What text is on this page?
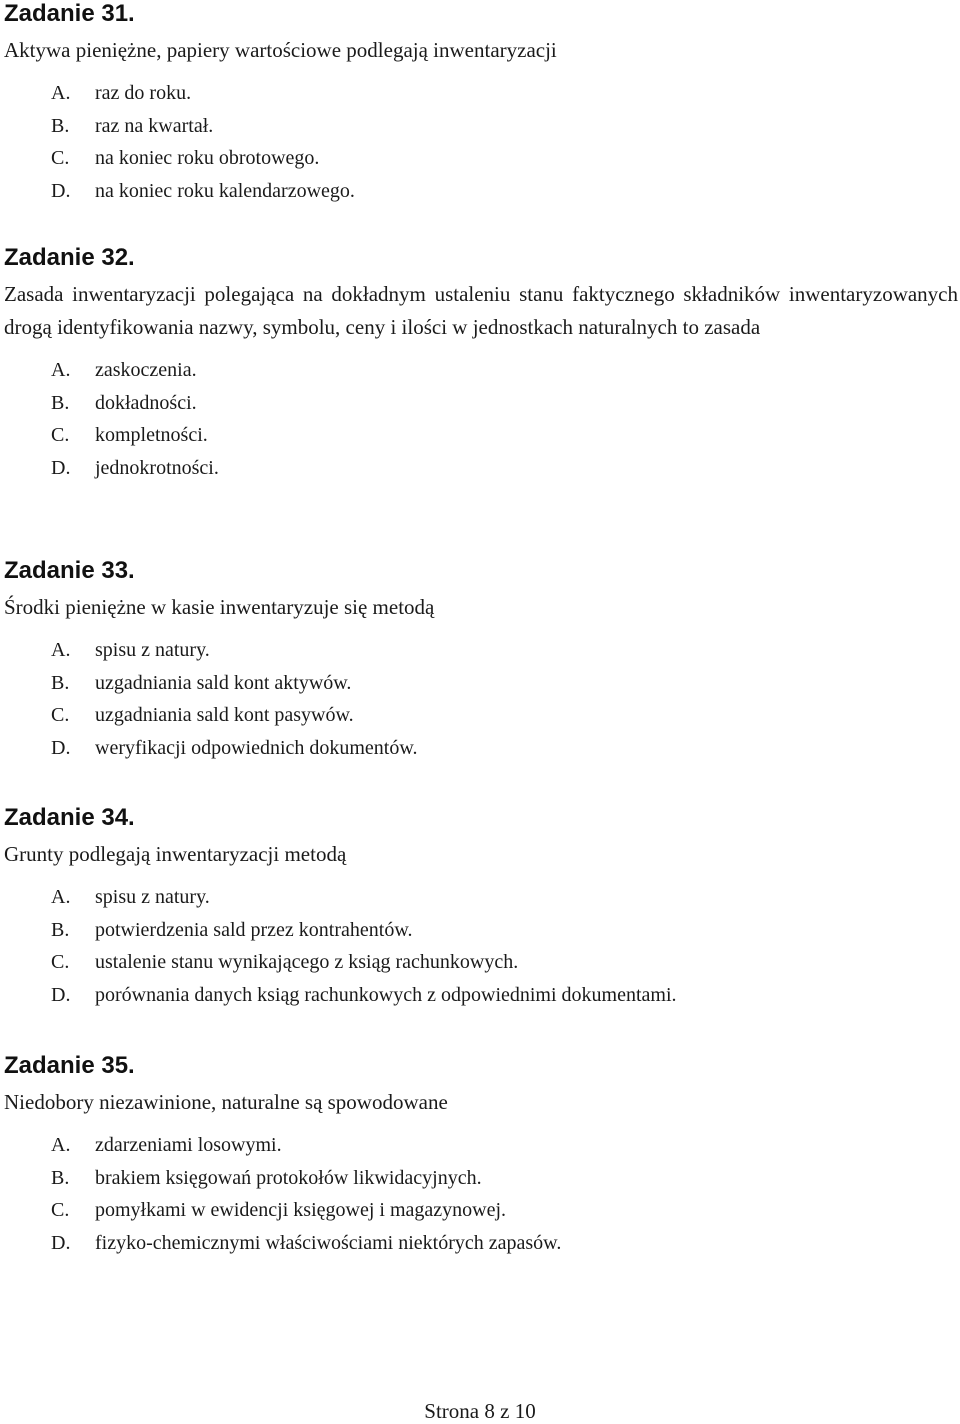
Zadanie 31.

Aktywa pieniężne, papiery wartościowe podlegają inwentaryzacji

A.	raz do roku.
B.	raz na kwartał.
C.	na koniec roku obrotowego.
D.	na koniec roku kalendarzowego.
Zadanie 32.

Zasada inwentaryzacji polegająca na dokładnym ustaleniu stanu faktycznego składników inwentaryzowanych drogą identyfikowania nazwy, symbolu, ceny i ilości w jednostkach naturalnych to zasada

A.	zaskoczenia.
B.	dokładności.
C.	kompletności.
D.	jednokrotności.
Zadanie 33.

Środki pieniężne w kasie inwentaryzuje się metodą

A.	spisu z natury.
B.	uzgadniania sald kont aktywów.
C.	uzgadniania sald kont pasywów.
D.	weryfikacji odpowiednich dokumentów.
Zadanie 34.

Grunty podlegają inwentaryzacji metodą

A.	spisu z natury.
B.	potwierdzenia sald przez kontrahentów.
C.	ustalenie stanu wynikającego z ksiąg rachunkowych.
D.	porównania danych ksiąg rachunkowych z odpowiednimi dokumentami.
Zadanie 35.

Niedobory niezawinione, naturalne są spowodowane

A.	zdarzeniami losowymi.
B.	brakiem księgowań protokołów likwidacyjnych.
C.	pomyłkami w ewidencji księgowej i magazynowej.
D.	fizyko-chemicznymi właściwościami niektórych zapasów.
Strona 8 z 10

* **SET EXERCISE**: Copy everything in the records above except the pictures, exactly as written.

* **OUTPUT**:
What text is on this page?
Zadanie 31.

Aktywa pieniężne, papiery wartościowe podlegają inwentaryzacji

A.	raz do roku.
B.	raz na kwartał.
C.	na koniec roku obrotowego.
D.	na koniec roku kalendarzowego.
Zadanie 32.

Zasada inwentaryzacji polegająca na dokładnym ustaleniu stanu faktycznego składników inwentaryzowanych drogą identyfikowania nazwy, symbolu, ceny i ilości w jednostkach naturalnych to zasada

A.	zaskoczenia.
B.	dokładności.
C.	kompletności.
D.	jednokrotności.
Zadanie 33.

Środki pieniężne w kasie inwentaryzuje się metodą

A.	spisu z natury.
B.	uzgadniania sald kont aktywów.
C.	uzgadniania sald kont pasywów.
D.	weryfikacji odpowiednich dokumentów.
Zadanie 34.

Grunty podlegają inwentaryzacji metodą

A.	spisu z natury.
B.	potwierdzenia sald przez kontrahentów.
C.	ustalenie stanu wynikającego z ksiąg rachunkowych.
D.	porównania danych ksiąg rachunkowych z odpowiednimi dokumentami.
Zadanie 35.

Niedobory niezawinione, naturalne są spowodowane

A.	zdarzeniami losowymi.
B.	brakiem księgowań protokołów likwidacyjnych.
C.	pomyłkami w ewidencji księgowej i magazynowej.
D.	fizyko-chemicznymi właściwościami niektórych zapasów.
Strona 8 z 10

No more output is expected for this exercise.